Find every line in the records that holds the string "button". Copy each one.

===== INFORMATION SHOWN =====

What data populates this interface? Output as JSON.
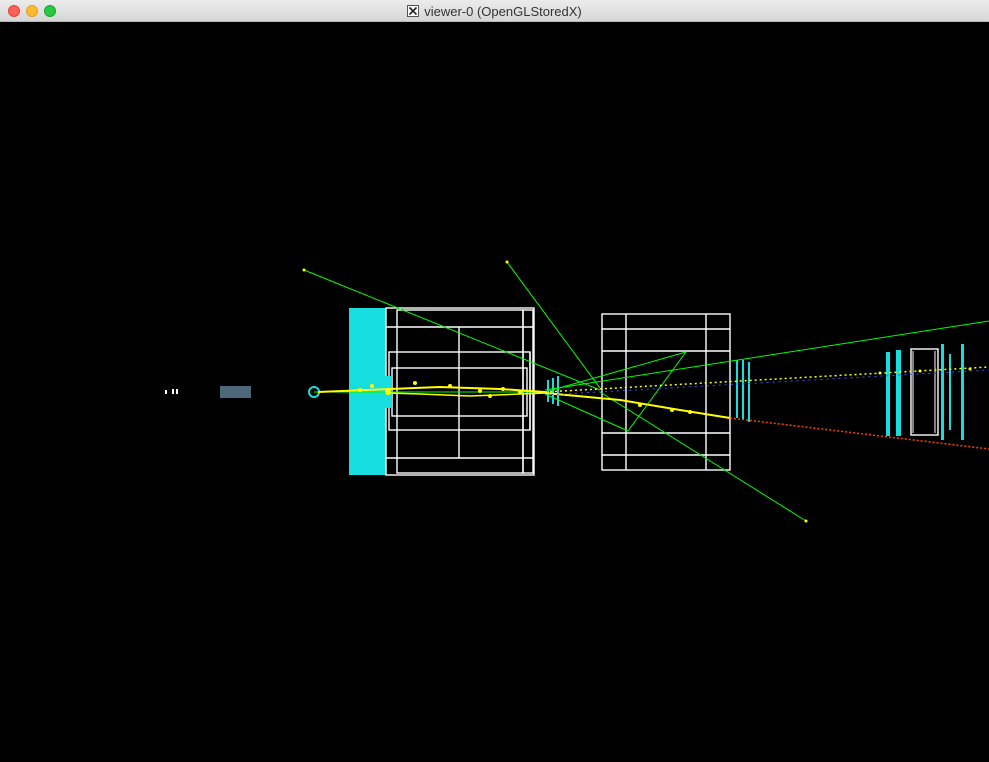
{
  "window": {
    "title": "viewer-0 (OpenGLStoredX)",
    "title_icon": "x11-icon",
    "controls": [
      "close-button",
      "minimize-button",
      "zoom-button"
    ]
  },
  "scene": {
    "background": "#000000",
    "colors": {
      "detector_wire": "#ffffff",
      "detector_solid": "#17dede",
      "steel_block": "#4d6878",
      "charged_track": "#ffff00",
      "neutral_track": "#00ff00",
      "hit_blue": "#0000ff",
      "hit_red": "#ff0000"
    }
  }
}
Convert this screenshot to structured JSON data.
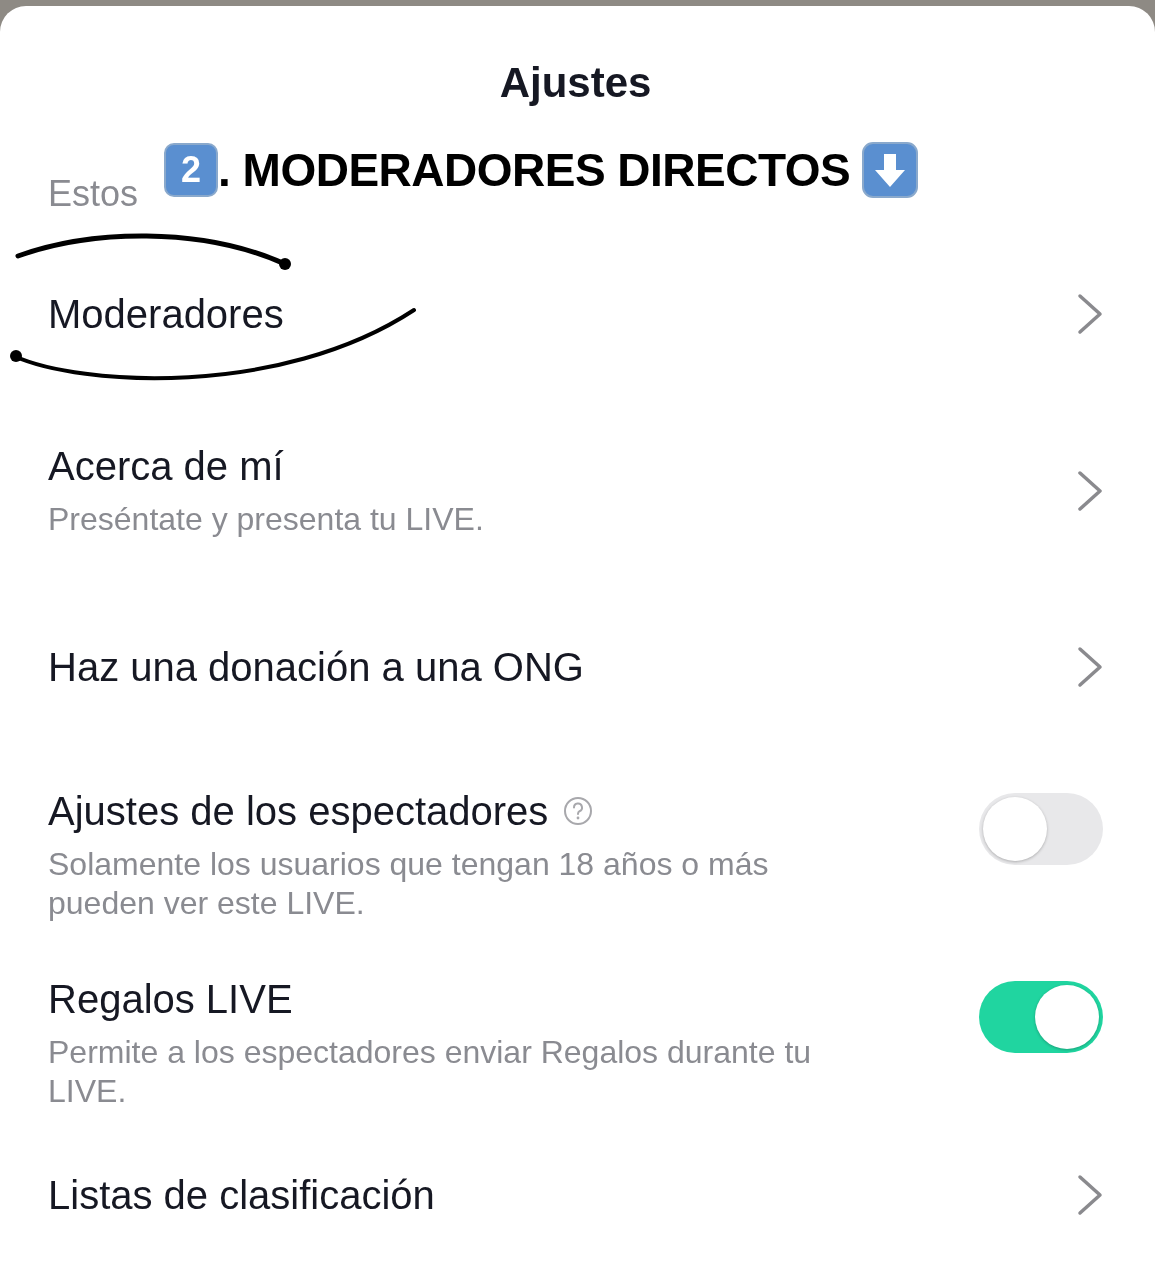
{
  "title": "Ajustes",
  "annotation": {
    "badge": "2",
    "text": ". MODERADORES DIRECTOS"
  },
  "section_hint": "Estos",
  "rows": [
    {
      "kind": "link",
      "label": "Moderadores",
      "help": false
    },
    {
      "kind": "link",
      "label": "Acerca de mí",
      "help": false,
      "description": "Preséntate y presenta tu LIVE."
    },
    {
      "kind": "link",
      "label": "Haz una donación a una ONG",
      "help": false
    },
    {
      "kind": "toggle",
      "label": "Ajustes de los espectadores",
      "help": true,
      "description": "Solamente los usuarios que tengan 18 años o más pueden ver este LIVE.",
      "on": false
    },
    {
      "kind": "toggle",
      "label": "Regalos LIVE",
      "help": false,
      "description": "Permite a los espectadores enviar Regalos durante tu LIVE.",
      "on": true
    },
    {
      "kind": "link",
      "label": "Listas de clasificación",
      "help": false
    }
  ]
}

=====

ANSWER TO THIS PROBLEM -
      "close-button",
      "minimize-button",
      "zoom-button"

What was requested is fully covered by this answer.